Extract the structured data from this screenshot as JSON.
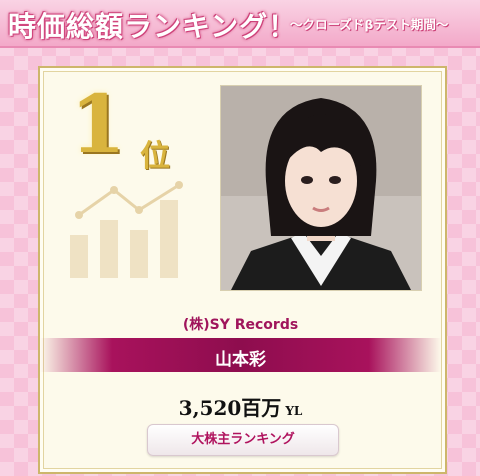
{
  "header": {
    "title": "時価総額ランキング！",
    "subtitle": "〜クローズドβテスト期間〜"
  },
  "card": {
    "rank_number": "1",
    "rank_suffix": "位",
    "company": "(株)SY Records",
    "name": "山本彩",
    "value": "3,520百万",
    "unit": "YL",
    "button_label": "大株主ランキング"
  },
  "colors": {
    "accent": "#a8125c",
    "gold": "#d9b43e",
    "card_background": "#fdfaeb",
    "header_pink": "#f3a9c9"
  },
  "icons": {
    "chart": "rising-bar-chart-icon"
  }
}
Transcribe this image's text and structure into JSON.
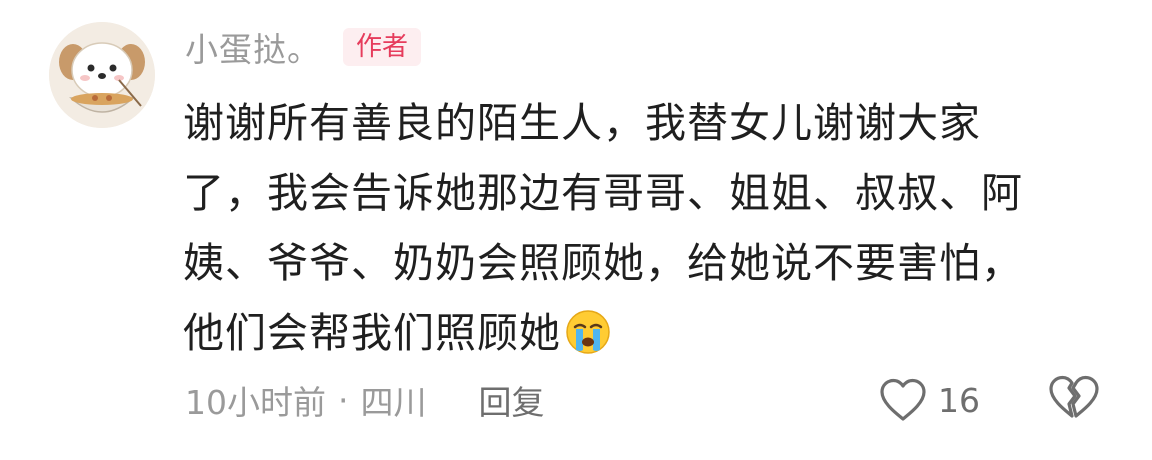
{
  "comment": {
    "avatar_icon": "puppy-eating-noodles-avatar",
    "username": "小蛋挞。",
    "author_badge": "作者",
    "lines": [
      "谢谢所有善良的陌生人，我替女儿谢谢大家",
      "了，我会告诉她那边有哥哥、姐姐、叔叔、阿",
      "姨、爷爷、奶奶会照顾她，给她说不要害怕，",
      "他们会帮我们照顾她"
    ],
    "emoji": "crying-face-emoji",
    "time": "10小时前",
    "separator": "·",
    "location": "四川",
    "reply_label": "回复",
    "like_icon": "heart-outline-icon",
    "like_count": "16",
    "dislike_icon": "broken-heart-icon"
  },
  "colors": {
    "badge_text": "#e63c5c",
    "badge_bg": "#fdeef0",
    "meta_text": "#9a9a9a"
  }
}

**Your instructions:** Reproduce all the entries that precede this task, word for word, minus any pictures.

**Written solution:**
Extract the structured data from this screenshot as JSON.
{
  "header": {
    "title": "時価総額ランキング！",
    "subtitle": "〜クローズドβテスト期間〜"
  },
  "card": {
    "rank_number": "1",
    "rank_suffix": "位",
    "company": "(株)SY Records",
    "name": "山本彩",
    "value": "3,520百万",
    "unit": "YL",
    "button_label": "大株主ランキング"
  },
  "colors": {
    "accent": "#a8125c",
    "gold": "#d9b43e",
    "card_background": "#fdfaeb",
    "header_pink": "#f3a9c9"
  },
  "icons": {
    "chart": "rising-bar-chart-icon"
  }
}
Transcribe this image's text and structure into JSON.
{
  "comment": {
    "avatar_icon": "puppy-eating-noodles-avatar",
    "username": "小蛋挞。",
    "author_badge": "作者",
    "lines": [
      "谢谢所有善良的陌生人，我替女儿谢谢大家",
      "了，我会告诉她那边有哥哥、姐姐、叔叔、阿",
      "姨、爷爷、奶奶会照顾她，给她说不要害怕，",
      "他们会帮我们照顾她"
    ],
    "emoji": "crying-face-emoji",
    "time": "10小时前",
    "separator": "·",
    "location": "四川",
    "reply_label": "回复",
    "like_icon": "heart-outline-icon",
    "like_count": "16",
    "dislike_icon": "broken-heart-icon"
  },
  "colors": {
    "badge_text": "#e63c5c",
    "badge_bg": "#fdeef0",
    "meta_text": "#9a9a9a"
  }
}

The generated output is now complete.